### [YOUR INSTRUCTIONS]
Here are some records; quote them exactly, leaving out the pictures.
═══ INPUT RECORDS
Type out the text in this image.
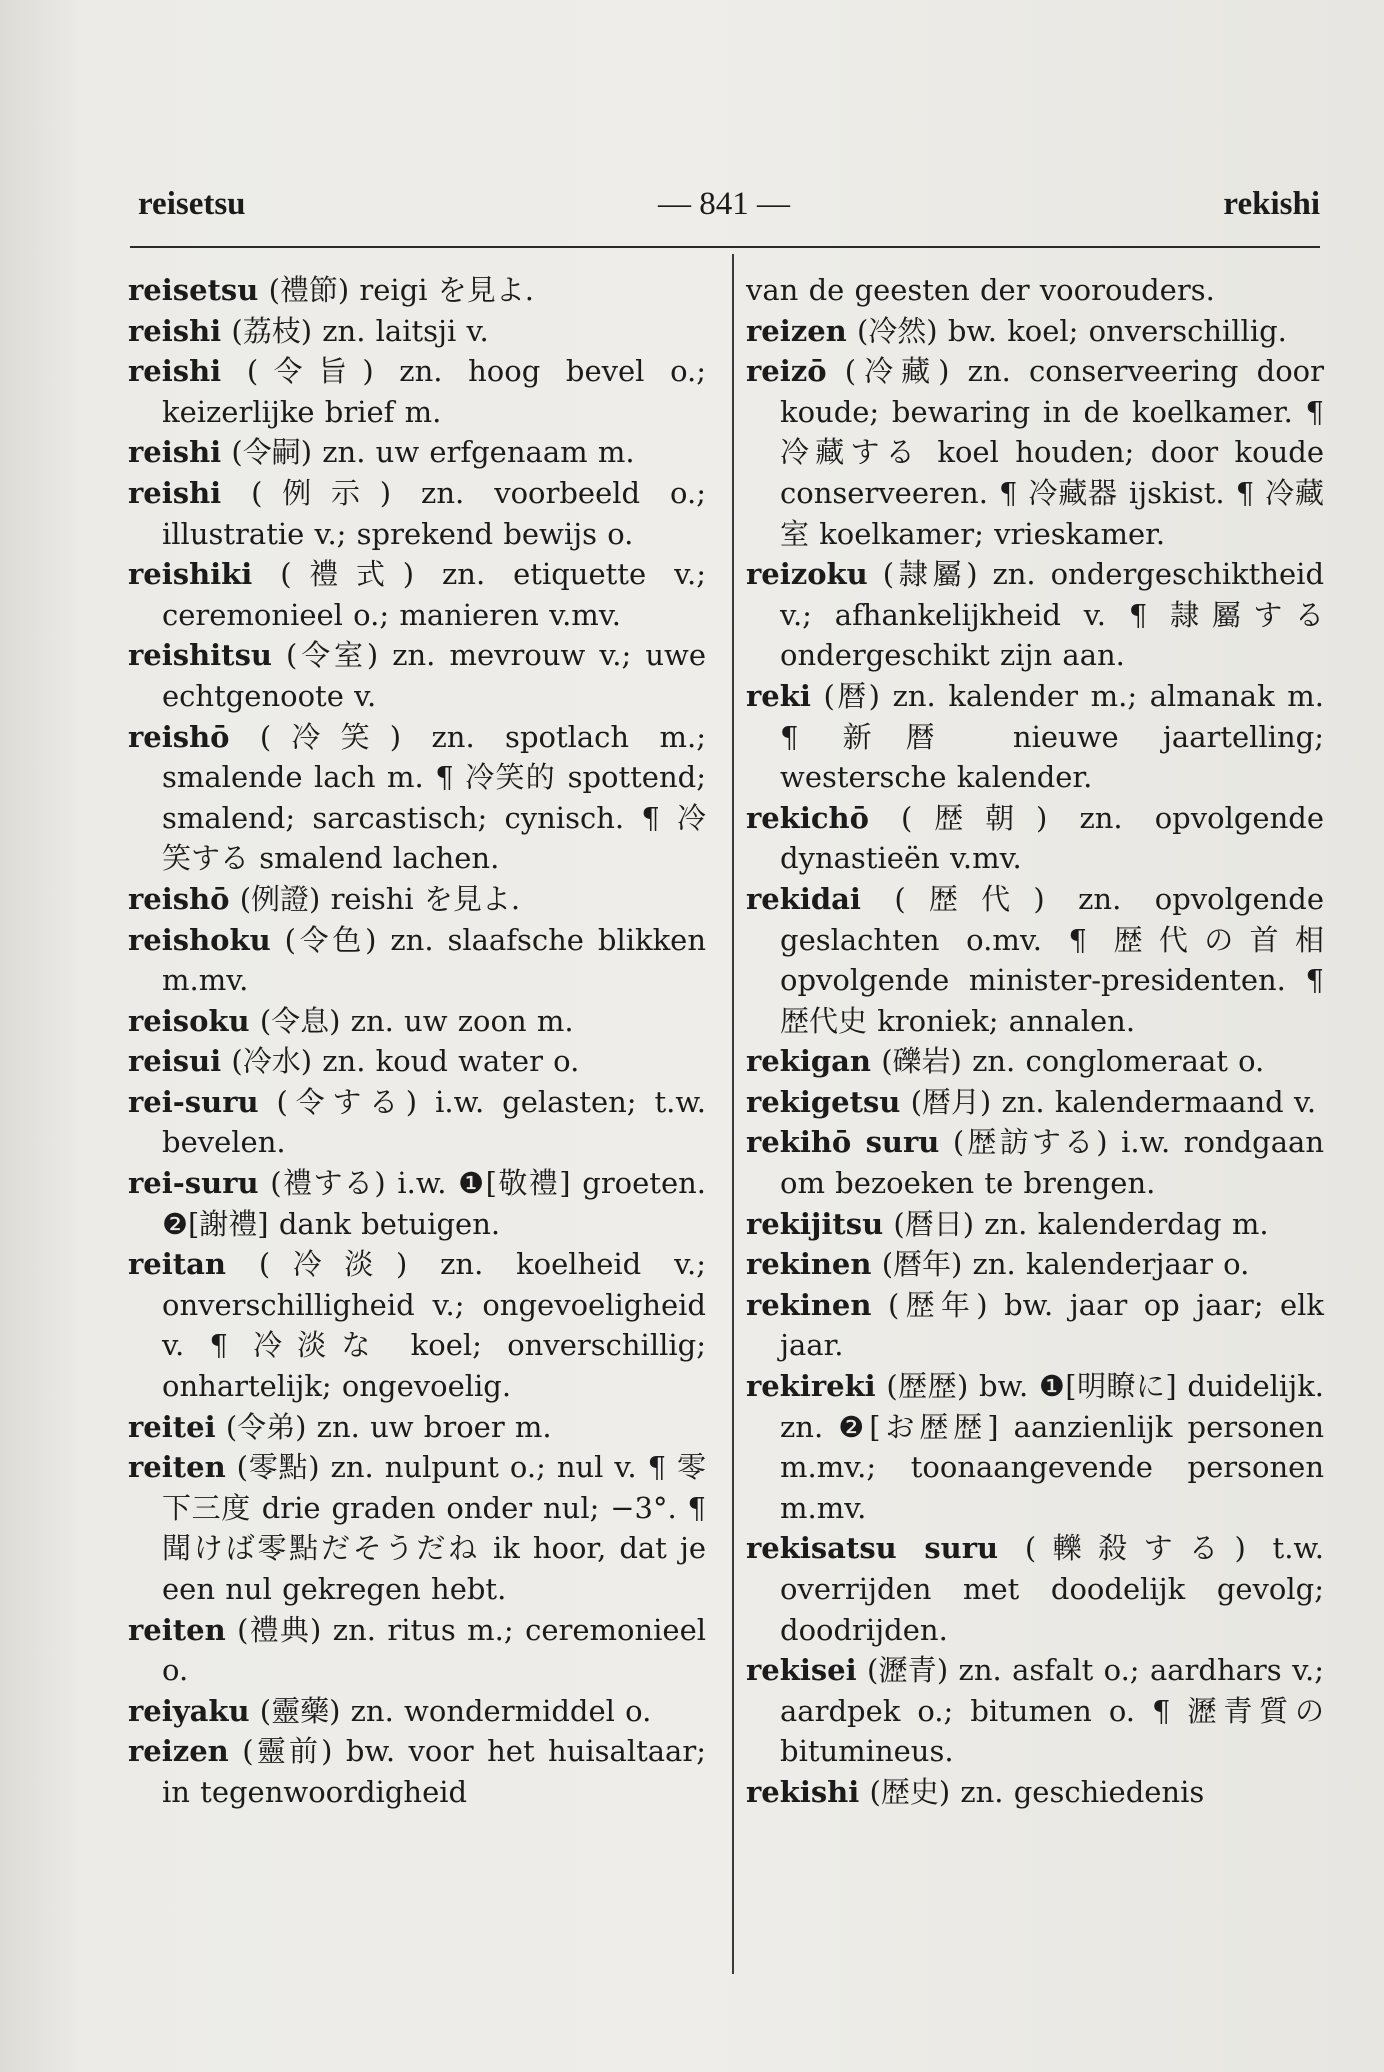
reisetsu	— 841 —	rekishi
reisetsu (禮節) reigi を見よ.
reishi (荔枝) zn. laitsji v.
reishi (令旨) zn. hoog bevel o.; keizerlijke brief m.
reishi (令嗣) zn. uw erfgenaam m.
reishi (例示) zn. voorbeeld o.; illustratie v.; sprekend bewijs o.
reishiki (禮式) zn. etiquette v.; ceremonieel o.; manieren v.mv.
reishitsu (令室) zn. mevrouw v.; uwe echtgenoote v.
reishō (冷笑) zn. spotlach m.; smalende lach m. ¶ 冷笑的 spottend; smalend; sarcastisch; cynisch. ¶ 冷笑する smalend lachen.
reishō (例證) reishi を見よ.
reishoku (令色) zn. slaafsche blikken m.mv.
reisoku (令息) zn. uw zoon m.
reisui (冷水) zn. koud water o.
rei-suru (令する) i.w. gelasten; t.w. bevelen.
rei-suru (禮する) i.w. ❶[敬禮] groeten. ❷[謝禮] dank betuigen.
reitan (冷淡) zn. koelheid v.; onverschilligheid v.; ongevoeligheid v. ¶ 冷淡な koel; onverschillig; onhartelijk; ongevoelig.
reitei (令弟) zn. uw broer m.
reiten (零點) zn. nulpunt o.; nul v. ¶ 零下三度 drie graden onder nul; −3°. ¶ 聞けば零點だそうだね ik hoor, dat je een nul gekregen hebt.
reiten (禮典) zn. ritus m.; ceremonieel o.
reiyaku (靈藥) zn. wondermiddel o.
reizen (靈前) bw. voor het huisaltaar; in tegenwoordigheid
van de geesten der voorouders.
reizen (冷然) bw. koel; onverschillig.
reizō (冷藏) zn. conserveering door koude; bewaring in de koelkamer. ¶ 冷藏する koel houden; door koude conserveeren. ¶ 冷藏器 ijskist. ¶ 冷藏室 koelkamer; vrieskamer.
reizoku (隷屬) zn. ondergeschiktheid v.; afhankelijkheid v. ¶ 隷屬する ondergeschikt zijn aan.
reki (暦) zn. kalender m.; almanak m. ¶ 新暦 nieuwe jaartelling; westersche kalender.
rekichō (歴朝) zn. opvolgende dynastieën v.mv.
rekidai (歴代) zn. opvolgende geslachten o.mv. ¶ 歴代の首相 opvolgende minister-presidenten. ¶ 歴代史 kroniek; annalen.
rekigan (礫岩) zn. conglomeraat o.
rekigetsu (暦月) zn. kalendermaand v.
rekihō suru (歴訪する) i.w. rondgaan om bezoeken te brengen.
rekijitsu (暦日) zn. kalenderdag m.
rekinen (暦年) zn. kalenderjaar o.
rekinen (歴年) bw. jaar op jaar; elk jaar.
rekireki (歴歴) bw. ❶[明瞭に] duidelijk. zn. ❷[お歴歴] aanzienlijk personen m.mv.; toonaangevende personen m.mv.
rekisatsu suru (轢殺する) t.w. overrijden met doodelijk gevolg; doodrijden.
rekisei (瀝青) zn. asfalt o.; aardhars v.; aardpek o.; bitumen o. ¶ 瀝青質の bitumineus.
rekishi (歴史) zn. geschiedenis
══════
### [RESULT OF THIS EXERCISE]
Type out the text in this image.
reisetsu	— 841 —	rekishi
reisetsu (禮節) reigi を見よ.
reishi (荔枝) zn. laitsji v.
reishi (令旨) zn. hoog bevel o.; keizerlijke brief m.
reishi (令嗣) zn. uw erfgenaam m.
reishi (例示) zn. voorbeeld o.; illustratie v.; sprekend bewijs o.
reishiki (禮式) zn. etiquette v.; ceremonieel o.; manieren v.mv.
reishitsu (令室) zn. mevrouw v.; uwe echtgenoote v.
reishō (冷笑) zn. spotlach m.; smalende lach m. ¶ 冷笑的 spottend; smalend; sarcastisch; cynisch. ¶ 冷笑する smalend lachen.
reishō (例證) reishi を見よ.
reishoku (令色) zn. slaafsche blikken m.mv.
reisoku (令息) zn. uw zoon m.
reisui (冷水) zn. koud water o.
rei-suru (令する) i.w. gelasten; t.w. bevelen.
rei-suru (禮する) i.w. ❶[敬禮] groeten. ❷[謝禮] dank betuigen.
reitan (冷淡) zn. koelheid v.; onverschilligheid v.; ongevoeligheid v. ¶ 冷淡な koel; onverschillig; onhartelijk; ongevoelig.
reitei (令弟) zn. uw broer m.
reiten (零點) zn. nulpunt o.; nul v. ¶ 零下三度 drie graden onder nul; −3°. ¶ 聞けば零點だそうだね ik hoor, dat je een nul gekregen hebt.
reiten (禮典) zn. ritus m.; ceremonieel o.
reiyaku (靈藥) zn. wondermiddel o.
reizen (靈前) bw. voor het huisaltaar; in tegenwoordigheid
van de geesten der voorouders.
reizen (冷然) bw. koel; onverschillig.
reizō (冷藏) zn. conserveering door koude; bewaring in de koelkamer. ¶ 冷藏する koel houden; door koude conserveeren. ¶ 冷藏器 ijskist. ¶ 冷藏室 koelkamer; vrieskamer.
reizoku (隷屬) zn. ondergeschiktheid v.; afhankelijkheid v. ¶ 隷屬する ondergeschikt zijn aan.
reki (暦) zn. kalender m.; almanak m. ¶ 新暦 nieuwe jaartelling; westersche kalender.
rekichō (歴朝) zn. opvolgende dynastieën v.mv.
rekidai (歴代) zn. opvolgende geslachten o.mv. ¶ 歴代の首相 opvolgende minister-presidenten. ¶ 歴代史 kroniek; annalen.
rekigan (礫岩) zn. conglomeraat o.
rekigetsu (暦月) zn. kalendermaand v.
rekihō suru (歴訪する) i.w. rondgaan om bezoeken te brengen.
rekijitsu (暦日) zn. kalenderdag m.
rekinen (暦年) zn. kalenderjaar o.
rekinen (歴年) bw. jaar op jaar; elk jaar.
rekireki (歴歴) bw. ❶[明瞭に] duidelijk. zn. ❷[お歴歴] aanzienlijk personen m.mv.; toonaangevende personen m.mv.
rekisatsu suru (轢殺する) t.w. overrijden met doodelijk gevolg; doodrijden.
rekisei (瀝青) zn. asfalt o.; aardhars v.; aardpek o.; bitumen o. ¶ 瀝青質の bitumineus.
rekishi (歴史) zn. geschiedenis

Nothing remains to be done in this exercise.